-- Exercise materials start --

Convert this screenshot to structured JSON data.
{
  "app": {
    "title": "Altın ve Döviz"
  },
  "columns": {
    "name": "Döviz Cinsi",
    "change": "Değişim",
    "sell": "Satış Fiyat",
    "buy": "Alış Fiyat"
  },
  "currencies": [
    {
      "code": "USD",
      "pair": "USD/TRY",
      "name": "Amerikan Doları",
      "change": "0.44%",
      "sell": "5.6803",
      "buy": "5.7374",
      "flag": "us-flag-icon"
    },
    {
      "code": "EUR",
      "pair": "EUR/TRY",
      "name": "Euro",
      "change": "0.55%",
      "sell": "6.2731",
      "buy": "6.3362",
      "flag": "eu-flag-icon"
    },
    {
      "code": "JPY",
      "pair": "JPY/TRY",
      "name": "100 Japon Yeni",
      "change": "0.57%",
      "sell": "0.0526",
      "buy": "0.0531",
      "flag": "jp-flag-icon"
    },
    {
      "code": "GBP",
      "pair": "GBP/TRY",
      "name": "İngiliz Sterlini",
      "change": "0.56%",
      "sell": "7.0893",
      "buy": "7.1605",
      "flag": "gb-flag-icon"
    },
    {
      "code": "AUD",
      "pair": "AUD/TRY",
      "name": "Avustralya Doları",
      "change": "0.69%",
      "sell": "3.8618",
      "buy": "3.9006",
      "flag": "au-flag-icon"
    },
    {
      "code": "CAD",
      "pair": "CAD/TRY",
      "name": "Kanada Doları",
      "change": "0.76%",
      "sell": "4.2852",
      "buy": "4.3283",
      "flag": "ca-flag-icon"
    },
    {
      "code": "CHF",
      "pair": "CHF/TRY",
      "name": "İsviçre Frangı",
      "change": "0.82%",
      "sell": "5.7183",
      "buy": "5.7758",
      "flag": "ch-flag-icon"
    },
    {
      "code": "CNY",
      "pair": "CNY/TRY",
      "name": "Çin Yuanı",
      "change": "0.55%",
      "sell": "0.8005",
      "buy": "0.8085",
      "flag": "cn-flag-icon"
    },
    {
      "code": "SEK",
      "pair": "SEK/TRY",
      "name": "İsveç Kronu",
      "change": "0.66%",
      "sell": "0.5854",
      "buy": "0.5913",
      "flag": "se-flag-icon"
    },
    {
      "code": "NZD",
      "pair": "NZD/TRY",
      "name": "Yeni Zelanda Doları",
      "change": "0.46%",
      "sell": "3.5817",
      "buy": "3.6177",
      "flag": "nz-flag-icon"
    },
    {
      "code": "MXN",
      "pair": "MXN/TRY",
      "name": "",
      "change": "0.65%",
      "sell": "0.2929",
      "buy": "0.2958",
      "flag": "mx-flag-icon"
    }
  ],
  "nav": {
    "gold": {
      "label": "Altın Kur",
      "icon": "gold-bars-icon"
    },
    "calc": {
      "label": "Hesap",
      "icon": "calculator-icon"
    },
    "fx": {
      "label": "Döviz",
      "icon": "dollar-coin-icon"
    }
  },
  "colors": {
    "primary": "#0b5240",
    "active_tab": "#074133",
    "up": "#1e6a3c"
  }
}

-- Exercise materials end --

What this task involves
Collect each line of the entries that has the word "code", copying it in full.

Full response
      "code": "USD",
      "code": "EUR",
      "code": "JPY",
      "code": "GBP",
      "code": "AUD",
      "code": "CAD",
      "code": "CHF",
      "code": "CNY",
      "code": "SEK",
      "code": "NZD",
      "code": "MXN",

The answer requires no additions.